TASK DESCRIPTION → Find the string "name" and gather every line that holds it.
START DATA SUPPLIED
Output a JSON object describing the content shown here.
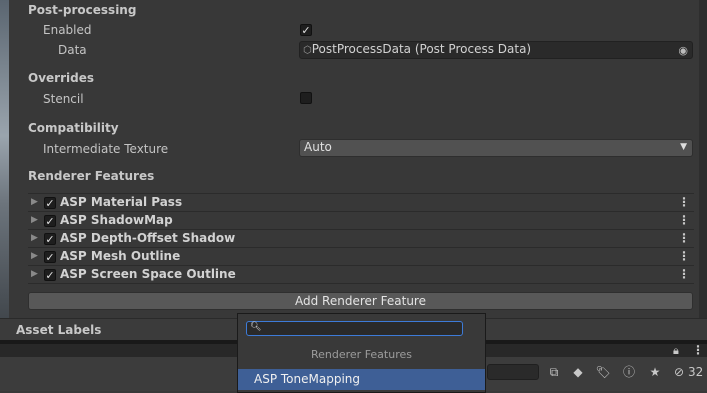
{
  "post_processing": {
    "heading": "Post-processing",
    "enabled_label": "Enabled",
    "enabled_check": "✓",
    "data_label": "Data",
    "data_value": "PostProcessData (Post Process Data)"
  },
  "overrides": {
    "heading": "Overrides",
    "stencil_label": "Stencil"
  },
  "compatibility": {
    "heading": "Compatibility",
    "intermediate_label": "Intermediate Texture",
    "intermediate_value": "Auto"
  },
  "renderer_features": {
    "heading": "Renderer Features",
    "items": [
      {
        "name": "ASP Material Pass",
        "check": "✓"
      },
      {
        "name": "ASP ShadowMap",
        "check": "✓"
      },
      {
        "name": "ASP Depth-Offset Shadow",
        "check": "✓"
      },
      {
        "name": "ASP Mesh Outline",
        "check": "✓"
      },
      {
        "name": "ASP Screen Space Outline",
        "check": "✓"
      }
    ],
    "add_button": "Add Renderer Feature"
  },
  "asset_labels": {
    "heading": "Asset Labels"
  },
  "popup": {
    "search_value": "",
    "header": "Renderer Features",
    "item": "ASP ToneMapping"
  },
  "toolbar": {
    "hidden_count": "32"
  }
}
END DATA SUPPLIED
EXPECTED OUTPUT →
        "name": "ASP Material Pass",
        "name": "ASP ShadowMap",
        "name": "ASP Depth-Offset Shadow",
        "name": "ASP Mesh Outline",
        "name": "ASP Screen Space Outline",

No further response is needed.